The task: Return, without any changes, every line from the one containing "legend: 2024 2023 xyxy=(1071,984,1328,1022)" down to the one containing "data-label-wholesale-2023: 198,685 xyxy=(1518,152,1650,190)", including both of those lines.

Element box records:
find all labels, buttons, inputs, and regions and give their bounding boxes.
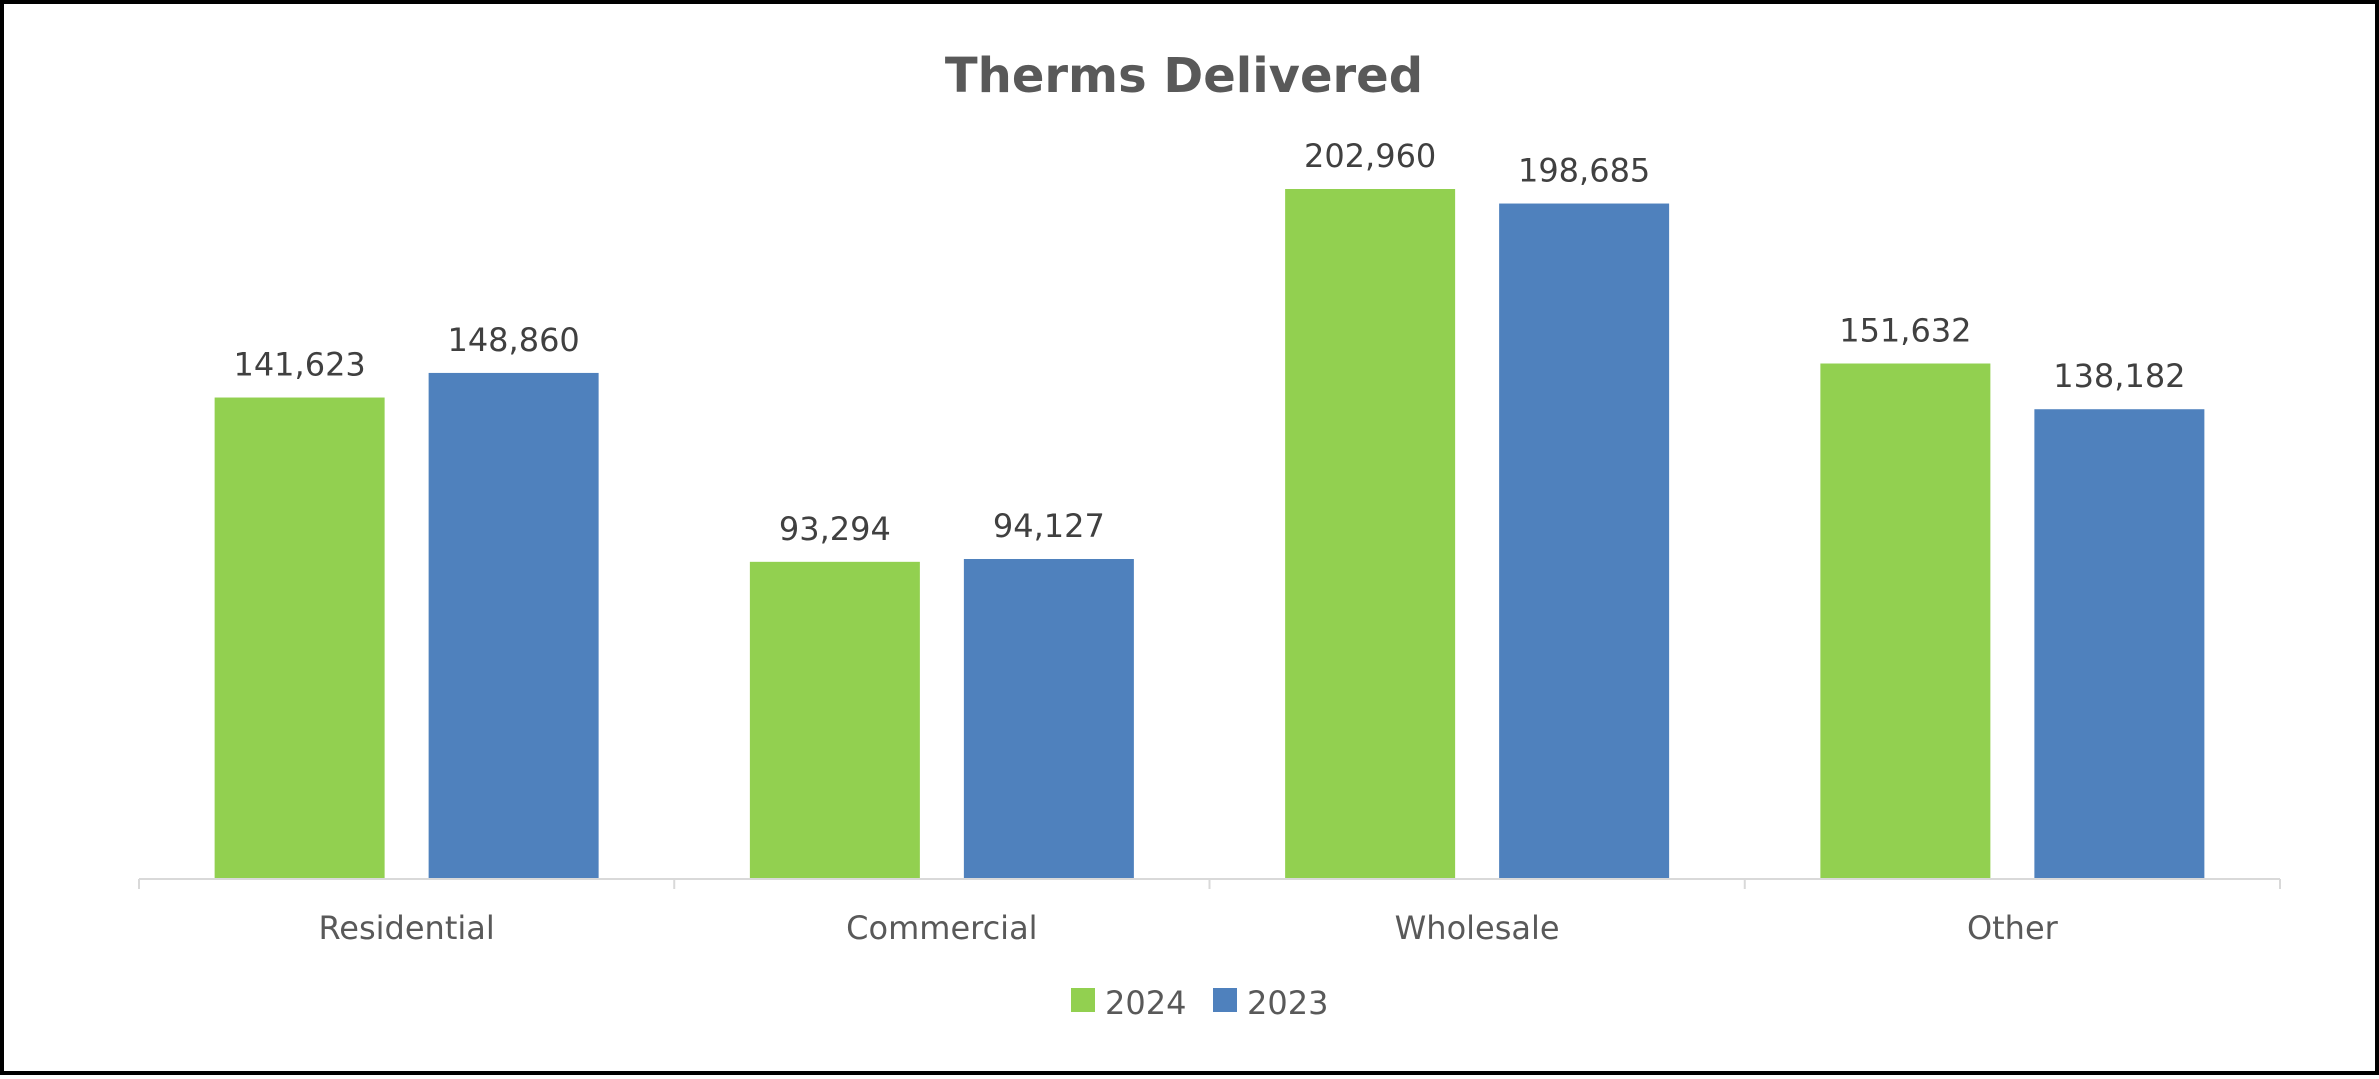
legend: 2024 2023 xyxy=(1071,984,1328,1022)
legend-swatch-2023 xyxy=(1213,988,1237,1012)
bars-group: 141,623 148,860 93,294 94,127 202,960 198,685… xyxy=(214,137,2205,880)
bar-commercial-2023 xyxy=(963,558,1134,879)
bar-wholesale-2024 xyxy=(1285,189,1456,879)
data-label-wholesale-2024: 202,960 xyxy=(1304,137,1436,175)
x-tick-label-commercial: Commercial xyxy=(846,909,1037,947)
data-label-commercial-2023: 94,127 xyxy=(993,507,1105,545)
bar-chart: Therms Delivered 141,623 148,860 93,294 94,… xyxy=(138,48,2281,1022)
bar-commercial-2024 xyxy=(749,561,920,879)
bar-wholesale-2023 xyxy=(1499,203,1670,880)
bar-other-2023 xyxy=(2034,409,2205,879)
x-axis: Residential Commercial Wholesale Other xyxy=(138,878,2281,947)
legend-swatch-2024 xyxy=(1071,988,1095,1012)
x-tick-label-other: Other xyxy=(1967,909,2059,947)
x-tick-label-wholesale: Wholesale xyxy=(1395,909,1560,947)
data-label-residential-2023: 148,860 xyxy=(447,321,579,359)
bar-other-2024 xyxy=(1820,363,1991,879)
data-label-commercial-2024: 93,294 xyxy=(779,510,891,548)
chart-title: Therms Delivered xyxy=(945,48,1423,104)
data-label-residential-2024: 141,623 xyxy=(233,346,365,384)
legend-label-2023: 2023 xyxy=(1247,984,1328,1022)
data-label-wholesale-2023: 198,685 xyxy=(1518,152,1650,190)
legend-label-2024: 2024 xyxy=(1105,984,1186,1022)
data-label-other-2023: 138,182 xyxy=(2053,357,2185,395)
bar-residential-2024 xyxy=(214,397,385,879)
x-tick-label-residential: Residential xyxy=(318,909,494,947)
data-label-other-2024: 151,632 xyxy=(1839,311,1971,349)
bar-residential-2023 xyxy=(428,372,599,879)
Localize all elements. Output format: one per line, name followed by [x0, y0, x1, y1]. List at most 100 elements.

Correct response:
legend: 2024 2023 xyxy=(1071,984,1328,1022)
legend-swatch-2023 xyxy=(1213,988,1237,1012)
bars-group: 141,623 148,860 93,294 94,127 202,960 198,685… xyxy=(214,137,2205,880)
bar-commercial-2023 xyxy=(963,558,1134,879)
bar-wholesale-2024 xyxy=(1285,189,1456,879)
data-label-wholesale-2024: 202,960 xyxy=(1304,137,1436,175)
x-tick-label-commercial: Commercial xyxy=(846,909,1037,947)
data-label-commercial-2023: 94,127 xyxy=(993,507,1105,545)
bar-chart: Therms Delivered 141,623 148,860 93,294 94,… xyxy=(138,48,2281,1022)
bar-commercial-2024 xyxy=(749,561,920,879)
bar-wholesale-2023 xyxy=(1499,203,1670,880)
bar-other-2023 xyxy=(2034,409,2205,879)
x-axis: Residential Commercial Wholesale Other xyxy=(138,878,2281,947)
legend-swatch-2024 xyxy=(1071,988,1095,1012)
x-tick-label-other: Other xyxy=(1967,909,2059,947)
x-tick-label-wholesale: Wholesale xyxy=(1395,909,1560,947)
data-label-residential-2023: 148,860 xyxy=(447,321,579,359)
bar-other-2024 xyxy=(1820,363,1991,879)
data-label-commercial-2024: 93,294 xyxy=(779,510,891,548)
chart-title: Therms Delivered xyxy=(945,48,1423,104)
data-label-residential-2024: 141,623 xyxy=(233,346,365,384)
legend-label-2023: 2023 xyxy=(1247,984,1328,1022)
data-label-wholesale-2023: 198,685 xyxy=(1518,152,1650,190)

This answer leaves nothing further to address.